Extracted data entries
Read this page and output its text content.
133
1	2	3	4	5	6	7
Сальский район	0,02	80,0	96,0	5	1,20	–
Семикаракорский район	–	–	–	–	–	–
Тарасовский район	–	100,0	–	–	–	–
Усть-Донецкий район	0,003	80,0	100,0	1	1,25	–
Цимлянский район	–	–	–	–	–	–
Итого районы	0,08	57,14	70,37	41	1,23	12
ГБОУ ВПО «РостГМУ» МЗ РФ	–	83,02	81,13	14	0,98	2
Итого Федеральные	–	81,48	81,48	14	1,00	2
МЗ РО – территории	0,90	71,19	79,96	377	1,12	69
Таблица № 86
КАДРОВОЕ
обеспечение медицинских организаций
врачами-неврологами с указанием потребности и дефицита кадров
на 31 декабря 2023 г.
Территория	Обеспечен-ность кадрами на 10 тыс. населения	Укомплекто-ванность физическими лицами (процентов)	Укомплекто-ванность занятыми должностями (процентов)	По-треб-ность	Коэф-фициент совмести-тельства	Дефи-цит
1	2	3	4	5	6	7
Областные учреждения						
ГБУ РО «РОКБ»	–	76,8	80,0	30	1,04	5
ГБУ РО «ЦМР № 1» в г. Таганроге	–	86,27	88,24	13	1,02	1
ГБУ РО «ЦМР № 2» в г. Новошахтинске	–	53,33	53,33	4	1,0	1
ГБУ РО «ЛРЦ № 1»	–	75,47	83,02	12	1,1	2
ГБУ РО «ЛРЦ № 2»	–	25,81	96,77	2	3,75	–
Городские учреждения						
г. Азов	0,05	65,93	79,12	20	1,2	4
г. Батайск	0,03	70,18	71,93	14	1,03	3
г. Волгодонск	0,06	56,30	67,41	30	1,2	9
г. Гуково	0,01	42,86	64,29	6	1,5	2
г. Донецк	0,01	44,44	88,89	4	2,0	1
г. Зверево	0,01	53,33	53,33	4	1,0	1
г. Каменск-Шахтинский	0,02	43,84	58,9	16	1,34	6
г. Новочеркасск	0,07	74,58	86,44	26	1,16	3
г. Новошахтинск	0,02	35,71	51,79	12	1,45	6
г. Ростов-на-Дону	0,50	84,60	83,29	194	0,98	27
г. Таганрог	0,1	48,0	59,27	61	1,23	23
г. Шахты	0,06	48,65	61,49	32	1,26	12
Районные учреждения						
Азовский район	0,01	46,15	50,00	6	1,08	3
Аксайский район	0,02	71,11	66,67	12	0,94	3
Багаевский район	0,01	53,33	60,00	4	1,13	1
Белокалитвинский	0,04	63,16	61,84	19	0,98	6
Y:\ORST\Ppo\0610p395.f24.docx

Prompt: Your task is to quote the listing above word for word.

Exercise answer:
Read this page and output its text content.
133
1	2	3	4	5	6	7
Сальский район	0,02	80,0	96,0	5	1,20	–
Семикаракорский район	–	–	–	–	–	–
Тарасовский район	–	100,0	–	–	–	–
Усть-Донецкий район	0,003	80,0	100,0	1	1,25	–
Цимлянский район	–	–	–	–	–	–
Итого районы	0,08	57,14	70,37	41	1,23	12
ГБОУ ВПО «РостГМУ» МЗ РФ	–	83,02	81,13	14	0,98	2
Итого Федеральные	–	81,48	81,48	14	1,00	2
МЗ РО – территории	0,90	71,19	79,96	377	1,12	69
Таблица № 86
КАДРОВОЕ
обеспечение медицинских организаций
врачами-неврологами с указанием потребности и дефицита кадров
на 31 декабря 2023 г.
Территория	Обеспечен-ность кадрами на 10 тыс. населения	Укомплекто-ванность физическими лицами (процентов)	Укомплекто-ванность занятыми должностями (процентов)	По-треб-ность	Коэф-фициент совмести-тельства	Дефи-цит
1	2	3	4	5	6	7
Областные учреждения						
ГБУ РО «РОКБ»	–	76,8	80,0	30	1,04	5
ГБУ РО «ЦМР № 1» в г. Таганроге	–	86,27	88,24	13	1,02	1
ГБУ РО «ЦМР № 2» в г. Новошахтинске	–	53,33	53,33	4	1,0	1
ГБУ РО «ЛРЦ № 1»	–	75,47	83,02	12	1,1	2
ГБУ РО «ЛРЦ № 2»	–	25,81	96,77	2	3,75	–
Городские учреждения						
г. Азов	0,05	65,93	79,12	20	1,2	4
г. Батайск	0,03	70,18	71,93	14	1,03	3
г. Волгодонск	0,06	56,30	67,41	30	1,2	9
г. Гуково	0,01	42,86	64,29	6	1,5	2
г. Донецк	0,01	44,44	88,89	4	2,0	1
г. Зверево	0,01	53,33	53,33	4	1,0	1
г. Каменск-Шахтинский	0,02	43,84	58,9	16	1,34	6
г. Новочеркасск	0,07	74,58	86,44	26	1,16	3
г. Новошахтинск	0,02	35,71	51,79	12	1,45	6
г. Ростов-на-Дону	0,50	84,60	83,29	194	0,98	27
г. Таганрог	0,1	48,0	59,27	61	1,23	23
г. Шахты	0,06	48,65	61,49	32	1,26	12
Районные учреждения						
Азовский район	0,01	46,15	50,00	6	1,08	3
Аксайский район	0,02	71,11	66,67	12	0,94	3
Багаевский район	0,01	53,33	60,00	4	1,13	1
Белокалитвинский	0,04	63,16	61,84	19	0,98	6
Y:\ORST\Ppo\0610p395.f24.docx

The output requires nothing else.